— begin Recorded information —

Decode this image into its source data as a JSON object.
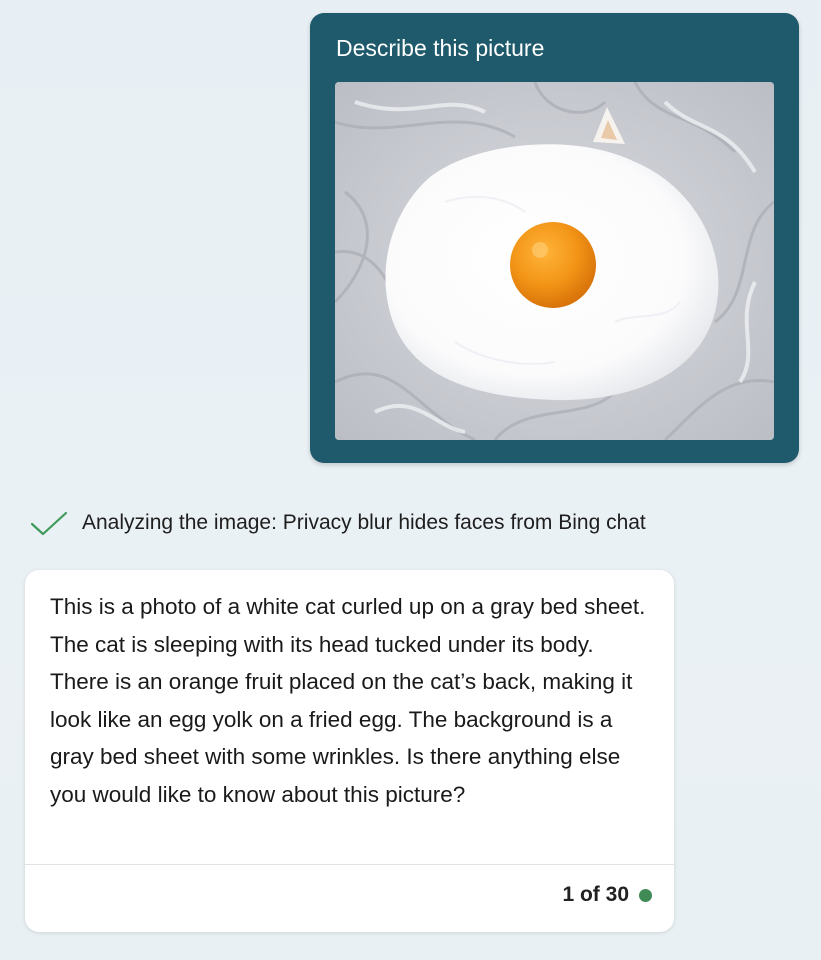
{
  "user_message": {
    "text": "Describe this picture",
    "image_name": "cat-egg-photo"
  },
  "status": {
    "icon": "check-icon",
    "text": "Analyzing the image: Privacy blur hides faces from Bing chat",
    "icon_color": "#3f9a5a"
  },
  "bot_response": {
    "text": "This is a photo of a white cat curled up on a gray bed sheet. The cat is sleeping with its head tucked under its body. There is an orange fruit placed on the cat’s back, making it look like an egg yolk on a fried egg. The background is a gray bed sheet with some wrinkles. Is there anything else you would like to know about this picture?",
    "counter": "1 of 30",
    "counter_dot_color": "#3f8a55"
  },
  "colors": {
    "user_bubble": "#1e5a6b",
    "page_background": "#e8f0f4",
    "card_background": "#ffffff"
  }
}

— end Recorded information —
— begin Recorded information —

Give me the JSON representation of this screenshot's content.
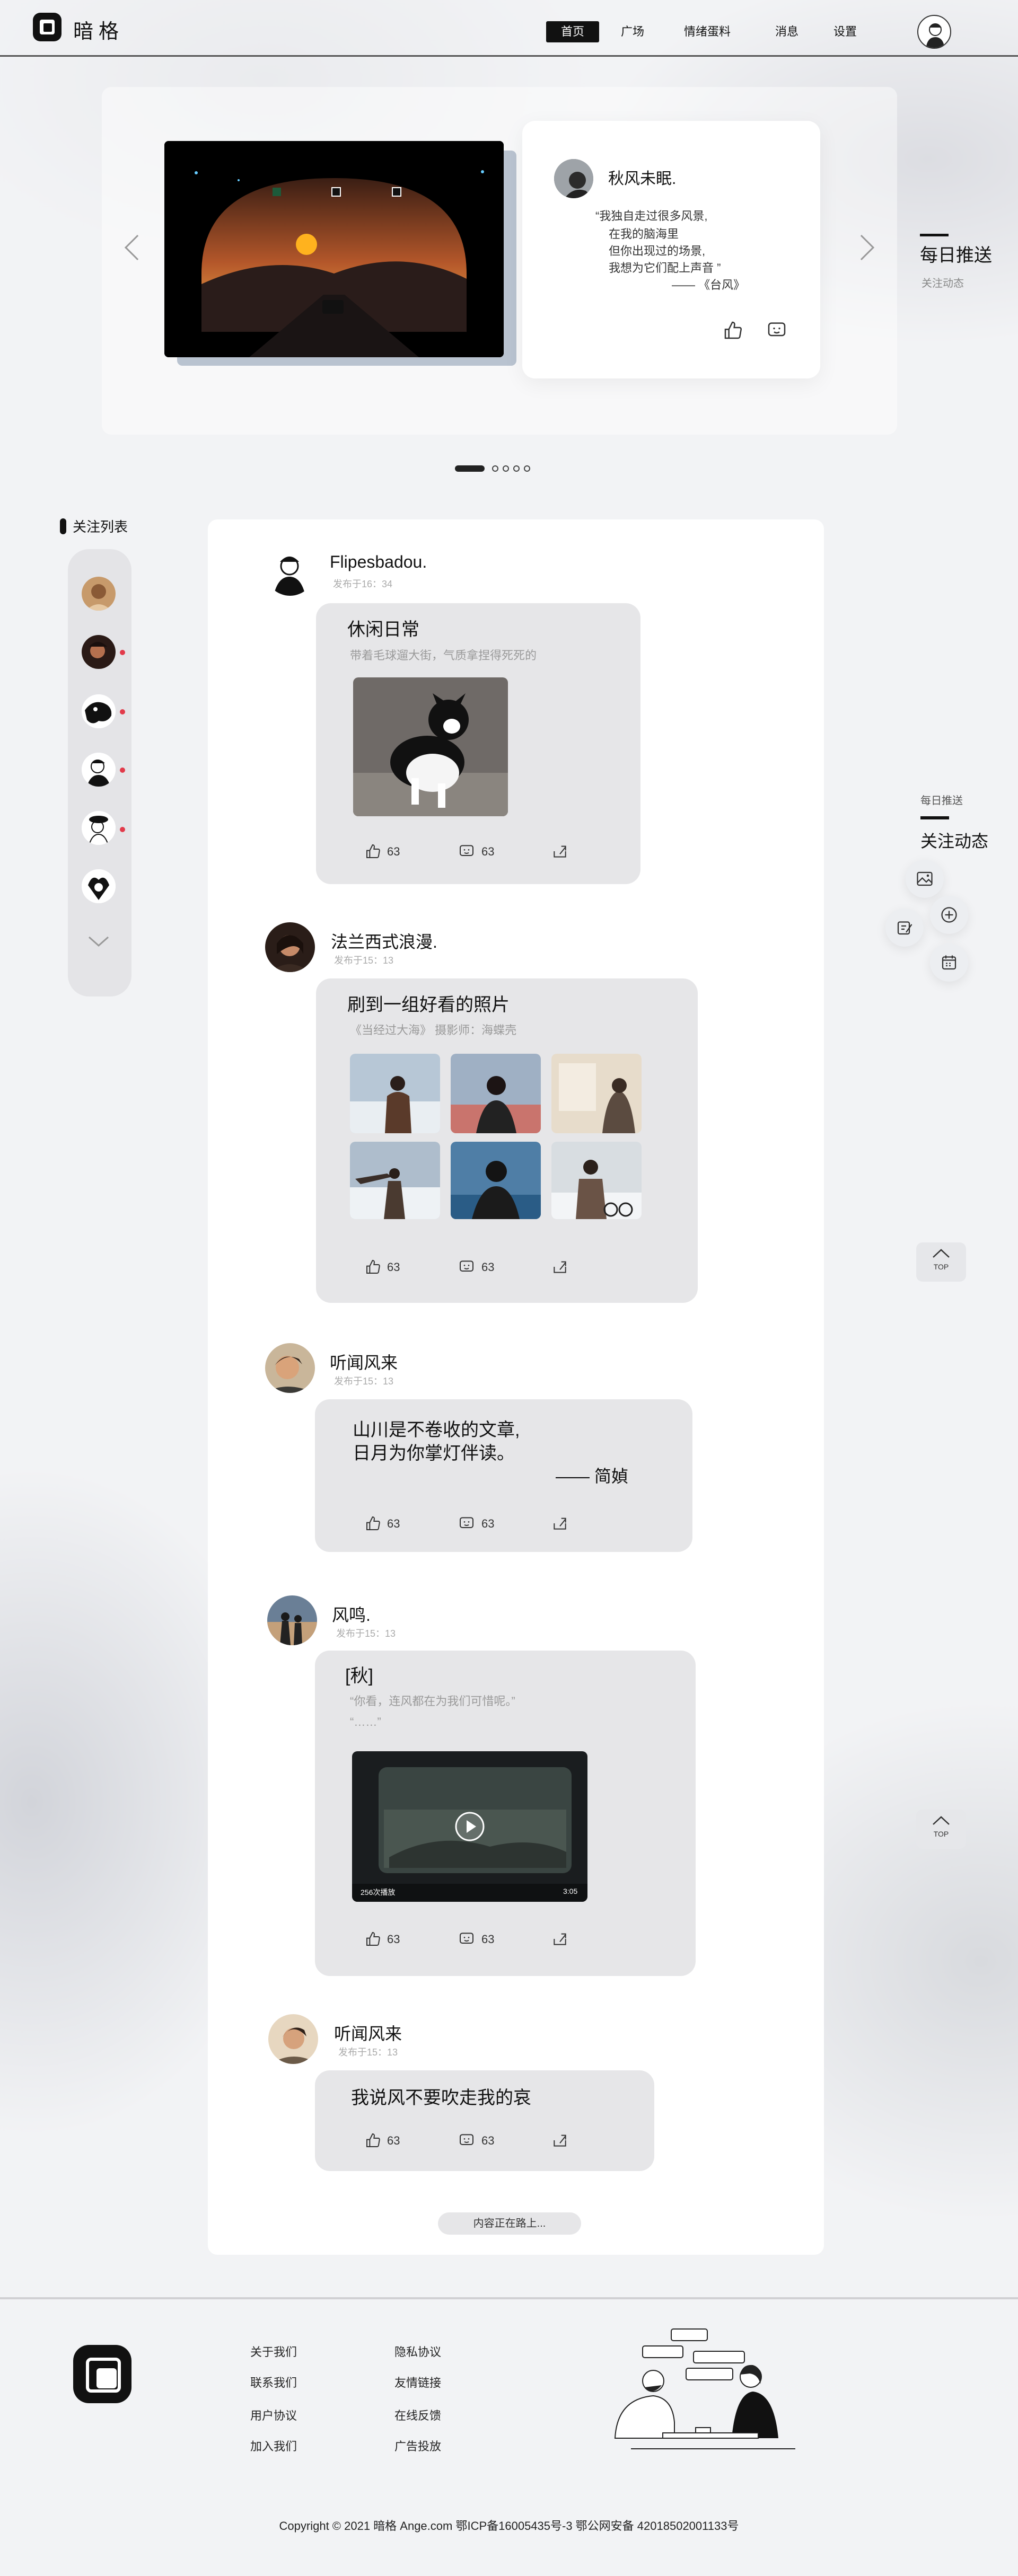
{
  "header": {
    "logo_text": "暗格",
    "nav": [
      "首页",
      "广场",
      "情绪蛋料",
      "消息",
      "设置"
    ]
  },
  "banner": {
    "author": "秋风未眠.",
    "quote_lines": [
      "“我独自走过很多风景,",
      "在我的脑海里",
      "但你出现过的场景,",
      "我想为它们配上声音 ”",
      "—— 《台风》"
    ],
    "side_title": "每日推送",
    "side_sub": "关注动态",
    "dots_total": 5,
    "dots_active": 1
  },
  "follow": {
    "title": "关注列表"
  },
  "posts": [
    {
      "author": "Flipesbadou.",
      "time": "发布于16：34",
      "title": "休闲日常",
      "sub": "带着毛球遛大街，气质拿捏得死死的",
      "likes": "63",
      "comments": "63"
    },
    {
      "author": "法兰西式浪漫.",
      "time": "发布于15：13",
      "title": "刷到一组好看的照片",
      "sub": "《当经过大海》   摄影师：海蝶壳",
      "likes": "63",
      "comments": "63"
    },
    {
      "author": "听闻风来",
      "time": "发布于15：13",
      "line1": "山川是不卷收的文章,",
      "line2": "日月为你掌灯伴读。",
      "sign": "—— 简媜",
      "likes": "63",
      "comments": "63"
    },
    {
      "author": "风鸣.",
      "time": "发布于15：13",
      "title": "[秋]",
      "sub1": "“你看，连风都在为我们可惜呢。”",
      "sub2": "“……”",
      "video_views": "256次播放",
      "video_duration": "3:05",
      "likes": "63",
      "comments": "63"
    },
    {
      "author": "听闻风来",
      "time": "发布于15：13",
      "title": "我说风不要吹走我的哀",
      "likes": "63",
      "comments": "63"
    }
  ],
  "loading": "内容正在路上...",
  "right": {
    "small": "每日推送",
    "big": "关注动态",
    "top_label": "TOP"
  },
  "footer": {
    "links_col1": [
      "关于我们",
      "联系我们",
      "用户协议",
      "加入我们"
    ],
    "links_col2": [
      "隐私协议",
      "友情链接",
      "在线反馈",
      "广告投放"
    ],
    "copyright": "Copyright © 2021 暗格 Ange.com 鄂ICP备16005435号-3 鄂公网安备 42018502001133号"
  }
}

— end Recorded information —

— Problem to solve —
Pick out and copy every line that contains the word "author".

— Full solution —
    "author": "秋风未眠.",
      "author": "Flipesbadou.",
      "author": "法兰西式浪漫.",
      "author": "听闻风来",
      "author": "风鸣.",
      "author": "听闻风来",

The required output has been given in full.